▶ [Input]

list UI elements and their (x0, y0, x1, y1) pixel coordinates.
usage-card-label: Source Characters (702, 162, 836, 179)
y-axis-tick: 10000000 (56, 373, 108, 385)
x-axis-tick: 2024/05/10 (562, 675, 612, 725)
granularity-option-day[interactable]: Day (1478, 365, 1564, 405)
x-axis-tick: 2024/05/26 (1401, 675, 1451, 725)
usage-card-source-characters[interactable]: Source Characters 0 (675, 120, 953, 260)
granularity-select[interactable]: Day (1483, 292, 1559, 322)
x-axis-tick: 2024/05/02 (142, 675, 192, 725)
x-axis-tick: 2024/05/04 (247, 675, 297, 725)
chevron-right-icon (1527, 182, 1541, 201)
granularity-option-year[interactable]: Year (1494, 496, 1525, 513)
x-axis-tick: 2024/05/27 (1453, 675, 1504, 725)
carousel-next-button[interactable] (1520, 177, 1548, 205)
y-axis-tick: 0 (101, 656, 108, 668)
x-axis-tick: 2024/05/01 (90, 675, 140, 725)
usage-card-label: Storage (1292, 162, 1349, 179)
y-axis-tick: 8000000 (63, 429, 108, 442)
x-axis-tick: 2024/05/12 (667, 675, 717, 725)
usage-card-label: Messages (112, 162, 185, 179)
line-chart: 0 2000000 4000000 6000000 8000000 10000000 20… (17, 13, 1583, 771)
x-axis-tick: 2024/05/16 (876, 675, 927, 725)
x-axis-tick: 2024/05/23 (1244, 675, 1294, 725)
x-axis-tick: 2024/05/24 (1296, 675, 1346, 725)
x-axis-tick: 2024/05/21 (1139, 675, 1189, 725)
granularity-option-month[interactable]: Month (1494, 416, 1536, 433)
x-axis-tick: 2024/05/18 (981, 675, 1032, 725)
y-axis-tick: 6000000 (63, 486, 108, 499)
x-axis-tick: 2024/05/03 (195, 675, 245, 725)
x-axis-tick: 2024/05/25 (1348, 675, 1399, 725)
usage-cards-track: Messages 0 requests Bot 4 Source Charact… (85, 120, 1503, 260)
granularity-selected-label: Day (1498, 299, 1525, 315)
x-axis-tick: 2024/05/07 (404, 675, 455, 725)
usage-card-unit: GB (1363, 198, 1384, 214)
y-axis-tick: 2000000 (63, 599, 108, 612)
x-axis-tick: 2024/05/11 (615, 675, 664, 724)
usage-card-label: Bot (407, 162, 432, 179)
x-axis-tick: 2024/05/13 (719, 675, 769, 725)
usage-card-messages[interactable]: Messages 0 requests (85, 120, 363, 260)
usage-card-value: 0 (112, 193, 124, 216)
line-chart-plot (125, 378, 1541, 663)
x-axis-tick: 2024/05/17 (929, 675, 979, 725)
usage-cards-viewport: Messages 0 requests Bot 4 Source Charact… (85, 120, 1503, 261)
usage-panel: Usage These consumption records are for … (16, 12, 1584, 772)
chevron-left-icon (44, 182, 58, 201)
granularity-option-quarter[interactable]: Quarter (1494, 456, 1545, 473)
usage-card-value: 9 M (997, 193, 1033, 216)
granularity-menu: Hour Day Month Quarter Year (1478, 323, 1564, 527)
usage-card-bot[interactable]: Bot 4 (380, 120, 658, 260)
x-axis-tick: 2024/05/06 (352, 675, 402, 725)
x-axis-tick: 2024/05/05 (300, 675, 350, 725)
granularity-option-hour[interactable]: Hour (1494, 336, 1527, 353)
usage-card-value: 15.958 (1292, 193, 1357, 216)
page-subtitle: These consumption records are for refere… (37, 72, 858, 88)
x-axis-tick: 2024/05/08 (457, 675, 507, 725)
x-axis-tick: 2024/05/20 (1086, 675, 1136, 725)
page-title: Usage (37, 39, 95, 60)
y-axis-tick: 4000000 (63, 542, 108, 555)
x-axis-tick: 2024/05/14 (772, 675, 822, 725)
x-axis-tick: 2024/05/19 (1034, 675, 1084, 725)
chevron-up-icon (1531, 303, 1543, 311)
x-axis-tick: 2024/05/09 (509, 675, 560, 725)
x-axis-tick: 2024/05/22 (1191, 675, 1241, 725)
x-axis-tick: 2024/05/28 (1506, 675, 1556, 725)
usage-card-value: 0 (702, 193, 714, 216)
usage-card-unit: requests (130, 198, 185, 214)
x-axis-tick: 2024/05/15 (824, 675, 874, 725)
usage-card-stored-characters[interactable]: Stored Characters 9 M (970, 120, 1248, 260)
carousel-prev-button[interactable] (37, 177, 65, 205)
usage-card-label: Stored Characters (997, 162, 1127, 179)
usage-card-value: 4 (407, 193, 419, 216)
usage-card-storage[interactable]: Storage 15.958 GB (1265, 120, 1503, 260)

▶ [Set exercise]
Copy the rows above word for word.

▶ [Exercise solution]
list UI elements and their (x0, y0, x1, y1) pixel coordinates.
usage-card-label: Source Characters (702, 162, 836, 179)
y-axis-tick: 10000000 (56, 373, 108, 385)
x-axis-tick: 2024/05/10 (562, 675, 612, 725)
granularity-option-day[interactable]: Day (1478, 365, 1564, 405)
x-axis-tick: 2024/05/26 (1401, 675, 1451, 725)
usage-card-source-characters[interactable]: Source Characters 0 (675, 120, 953, 260)
granularity-select[interactable]: Day (1483, 292, 1559, 322)
x-axis-tick: 2024/05/02 (142, 675, 192, 725)
x-axis-tick: 2024/05/04 (247, 675, 297, 725)
chevron-right-icon (1527, 182, 1541, 201)
granularity-option-year[interactable]: Year (1494, 496, 1525, 513)
x-axis-tick: 2024/05/27 (1453, 675, 1504, 725)
carousel-next-button[interactable] (1520, 177, 1548, 205)
y-axis-tick: 0 (101, 656, 108, 668)
x-axis-tick: 2024/05/01 (90, 675, 140, 725)
usage-card-label: Storage (1292, 162, 1349, 179)
y-axis-tick: 8000000 (63, 429, 108, 442)
x-axis-tick: 2024/05/12 (667, 675, 717, 725)
usage-card-label: Messages (112, 162, 185, 179)
line-chart: 0 2000000 4000000 6000000 8000000 10000000 20… (17, 13, 1583, 771)
x-axis-tick: 2024/05/16 (876, 675, 927, 725)
x-axis-tick: 2024/05/23 (1244, 675, 1294, 725)
x-axis-tick: 2024/05/24 (1296, 675, 1346, 725)
x-axis-tick: 2024/05/21 (1139, 675, 1189, 725)
granularity-option-month[interactable]: Month (1494, 416, 1536, 433)
x-axis-tick: 2024/05/18 (981, 675, 1032, 725)
y-axis-tick: 6000000 (63, 486, 108, 499)
x-axis-tick: 2024/05/03 (195, 675, 245, 725)
x-axis-tick: 2024/05/25 (1348, 675, 1399, 725)
usage-cards-track: Messages 0 requests Bot 4 Source Charact… (85, 120, 1503, 260)
granularity-selected-label: Day (1498, 299, 1525, 315)
x-axis-tick: 2024/05/07 (404, 675, 455, 725)
usage-card-unit: GB (1363, 198, 1384, 214)
y-axis-tick: 2000000 (63, 599, 108, 612)
x-axis-tick: 2024/05/11 (615, 675, 664, 724)
usage-card-label: Bot (407, 162, 432, 179)
x-axis-tick: 2024/05/13 (719, 675, 769, 725)
usage-card-messages[interactable]: Messages 0 requests (85, 120, 363, 260)
usage-card-value: 0 (112, 193, 124, 216)
line-chart-plot (125, 378, 1541, 663)
x-axis-tick: 2024/05/17 (929, 675, 979, 725)
usage-cards-viewport: Messages 0 requests Bot 4 Source Charact… (85, 120, 1503, 261)
usage-panel: Usage These consumption records are for … (16, 12, 1584, 772)
chevron-left-icon (44, 182, 58, 201)
granularity-option-quarter[interactable]: Quarter (1494, 456, 1545, 473)
usage-card-value: 9 M (997, 193, 1033, 216)
granularity-menu: Hour Day Month Quarter Year (1478, 323, 1564, 527)
usage-card-bot[interactable]: Bot 4 (380, 120, 658, 260)
x-axis-tick: 2024/05/06 (352, 675, 402, 725)
x-axis-tick: 2024/05/05 (300, 675, 350, 725)
granularity-option-hour[interactable]: Hour (1494, 336, 1527, 353)
usage-card-value: 15.958 (1292, 193, 1357, 216)
page-subtitle: These consumption records are for refere… (37, 72, 858, 88)
x-axis-tick: 2024/05/08 (457, 675, 507, 725)
x-axis-tick: 2024/05/20 (1086, 675, 1136, 725)
page-title: Usage (37, 39, 95, 60)
y-axis-tick: 4000000 (63, 542, 108, 555)
x-axis-tick: 2024/05/14 (772, 675, 822, 725)
x-axis-tick: 2024/05/19 (1034, 675, 1084, 725)
chevron-up-icon (1531, 303, 1543, 311)
x-axis-tick: 2024/05/09 (509, 675, 560, 725)
x-axis-tick: 2024/05/22 (1191, 675, 1241, 725)
x-axis-tick: 2024/05/28 (1506, 675, 1556, 725)
usage-card-value: 0 (702, 193, 714, 216)
usage-card-unit: requests (130, 198, 185, 214)
x-axis-tick: 2024/05/15 (824, 675, 874, 725)
usage-card-stored-characters[interactable]: Stored Characters 9 M (970, 120, 1248, 260)
carousel-prev-button[interactable] (37, 177, 65, 205)
usage-card-label: Stored Characters (997, 162, 1127, 179)
usage-card-value: 4 (407, 193, 419, 216)
usage-card-storage[interactable]: Storage 15.958 GB (1265, 120, 1503, 260)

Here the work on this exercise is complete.